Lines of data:
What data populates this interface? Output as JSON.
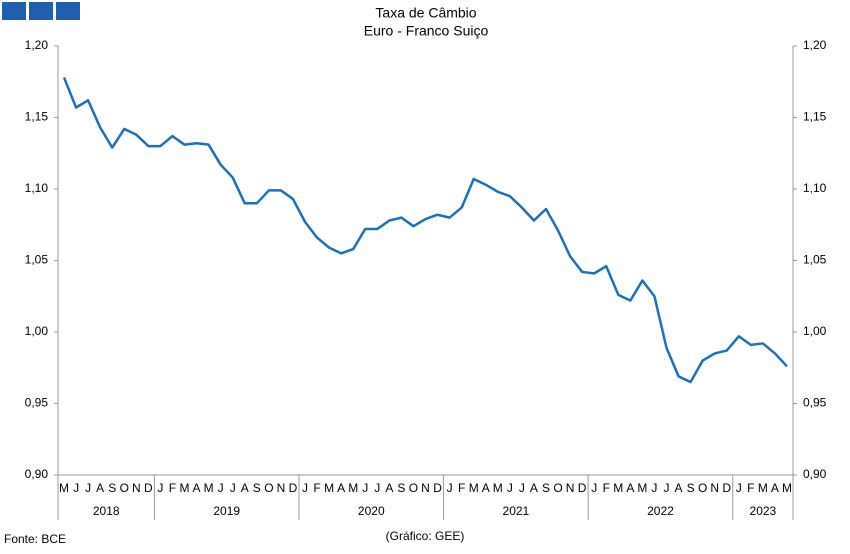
{
  "chart_data": {
    "type": "line",
    "title": "Taxa de Câmbio",
    "subtitle": "Euro - Franco Suiço",
    "source": "Fonte: BCE",
    "credit": "(Gráfico: GEE)",
    "categories": [
      "M",
      "J",
      "J",
      "A",
      "S",
      "O",
      "N",
      "D",
      "J",
      "F",
      "M",
      "A",
      "M",
      "J",
      "J",
      "A",
      "S",
      "O",
      "N",
      "D",
      "J",
      "F",
      "M",
      "A",
      "M",
      "J",
      "J",
      "A",
      "S",
      "O",
      "N",
      "D",
      "J",
      "F",
      "M",
      "A",
      "M",
      "J",
      "J",
      "A",
      "S",
      "O",
      "N",
      "D",
      "J",
      "F",
      "M",
      "A",
      "M",
      "J",
      "J",
      "A",
      "S",
      "O",
      "N",
      "D",
      "J",
      "F",
      "M",
      "A",
      "M"
    ],
    "year_labels": [
      "2018",
      "2019",
      "2020",
      "2021",
      "2022",
      "2023"
    ],
    "series": [
      {
        "color": "#1f6fb4",
        "values": [
          1.178,
          1.157,
          1.162,
          1.143,
          1.129,
          1.142,
          1.138,
          1.13,
          1.13,
          1.137,
          1.131,
          1.132,
          1.131,
          1.117,
          1.108,
          1.09,
          1.09,
          1.099,
          1.099,
          1.093,
          1.077,
          1.066,
          1.059,
          1.055,
          1.058,
          1.072,
          1.072,
          1.078,
          1.08,
          1.074,
          1.079,
          1.082,
          1.08,
          1.087,
          1.107,
          1.103,
          1.098,
          1.095,
          1.087,
          1.078,
          1.086,
          1.071,
          1.053,
          1.042,
          1.041,
          1.046,
          1.026,
          1.022,
          1.036,
          1.025,
          0.989,
          0.969,
          0.965,
          0.98,
          0.985,
          0.987,
          0.997,
          0.991,
          0.992,
          0.985,
          0.976
        ]
      }
    ],
    "ylim": [
      0.9,
      1.2
    ],
    "yticks": [
      {
        "value": 0.9,
        "label": "0,90"
      },
      {
        "value": 0.95,
        "label": "0,95"
      },
      {
        "value": 1.0,
        "label": "1,00"
      },
      {
        "value": 1.05,
        "label": "1,05"
      },
      {
        "value": 1.1,
        "label": "1,10"
      },
      {
        "value": 1.15,
        "label": "1,15"
      },
      {
        "value": 1.2,
        "label": "1,20"
      }
    ],
    "grid": false
  }
}
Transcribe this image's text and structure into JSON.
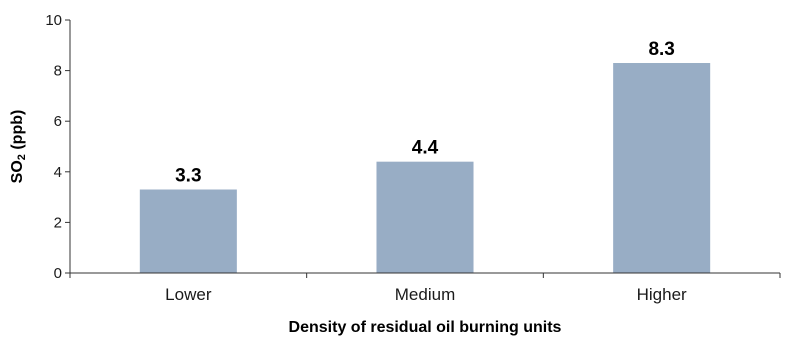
{
  "chart_data": {
    "type": "bar",
    "categories": [
      "Lower",
      "Medium",
      "Higher"
    ],
    "values": [
      3.3,
      4.4,
      8.3
    ],
    "value_labels": [
      "3.3",
      "4.4",
      "8.3"
    ],
    "xlabel": "Density of residual oil burning units",
    "ylabel": {
      "prefix": "SO",
      "subscript": "2",
      "suffix": " (ppb)"
    },
    "ylim": [
      0,
      10
    ],
    "yticks": [
      0,
      2,
      4,
      6,
      8,
      10
    ],
    "ytick_labels": [
      "0",
      "2",
      "4",
      "6",
      "8",
      "10"
    ],
    "grid": false,
    "legend": "none",
    "bar_color": "#98adc5"
  }
}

Your objective: Every record above must be given again exactly; drop the pictures.

Answer for the task:
What data populates this interface? Output as JSON.
{
  "chart_data": {
    "type": "line",
    "title": "Taxa de Câmbio",
    "subtitle": "Euro - Franco Suiço",
    "source": "Fonte: BCE",
    "credit": "(Gráfico: GEE)",
    "categories": [
      "M",
      "J",
      "J",
      "A",
      "S",
      "O",
      "N",
      "D",
      "J",
      "F",
      "M",
      "A",
      "M",
      "J",
      "J",
      "A",
      "S",
      "O",
      "N",
      "D",
      "J",
      "F",
      "M",
      "A",
      "M",
      "J",
      "J",
      "A",
      "S",
      "O",
      "N",
      "D",
      "J",
      "F",
      "M",
      "A",
      "M",
      "J",
      "J",
      "A",
      "S",
      "O",
      "N",
      "D",
      "J",
      "F",
      "M",
      "A",
      "M",
      "J",
      "J",
      "A",
      "S",
      "O",
      "N",
      "D",
      "J",
      "F",
      "M",
      "A",
      "M"
    ],
    "year_labels": [
      "2018",
      "2019",
      "2020",
      "2021",
      "2022",
      "2023"
    ],
    "series": [
      {
        "color": "#1f6fb4",
        "values": [
          1.178,
          1.157,
          1.162,
          1.143,
          1.129,
          1.142,
          1.138,
          1.13,
          1.13,
          1.137,
          1.131,
          1.132,
          1.131,
          1.117,
          1.108,
          1.09,
          1.09,
          1.099,
          1.099,
          1.093,
          1.077,
          1.066,
          1.059,
          1.055,
          1.058,
          1.072,
          1.072,
          1.078,
          1.08,
          1.074,
          1.079,
          1.082,
          1.08,
          1.087,
          1.107,
          1.103,
          1.098,
          1.095,
          1.087,
          1.078,
          1.086,
          1.071,
          1.053,
          1.042,
          1.041,
          1.046,
          1.026,
          1.022,
          1.036,
          1.025,
          0.989,
          0.969,
          0.965,
          0.98,
          0.985,
          0.987,
          0.997,
          0.991,
          0.992,
          0.985,
          0.976
        ]
      }
    ],
    "ylim": [
      0.9,
      1.2
    ],
    "yticks": [
      {
        "value": 0.9,
        "label": "0,90"
      },
      {
        "value": 0.95,
        "label": "0,95"
      },
      {
        "value": 1.0,
        "label": "1,00"
      },
      {
        "value": 1.05,
        "label": "1,05"
      },
      {
        "value": 1.1,
        "label": "1,10"
      },
      {
        "value": 1.15,
        "label": "1,15"
      },
      {
        "value": 1.2,
        "label": "1,20"
      }
    ],
    "grid": false
  }
}
Transcribe this image's text and structure into JSON.
{
  "chart_data": {
    "type": "bar",
    "categories": [
      "Lower",
      "Medium",
      "Higher"
    ],
    "values": [
      3.3,
      4.4,
      8.3
    ],
    "value_labels": [
      "3.3",
      "4.4",
      "8.3"
    ],
    "xlabel": "Density of residual oil burning units",
    "ylabel": {
      "prefix": "SO",
      "subscript": "2",
      "suffix": " (ppb)"
    },
    "ylim": [
      0,
      10
    ],
    "yticks": [
      0,
      2,
      4,
      6,
      8,
      10
    ],
    "ytick_labels": [
      "0",
      "2",
      "4",
      "6",
      "8",
      "10"
    ],
    "grid": false,
    "legend": "none",
    "bar_color": "#98adc5"
  }
}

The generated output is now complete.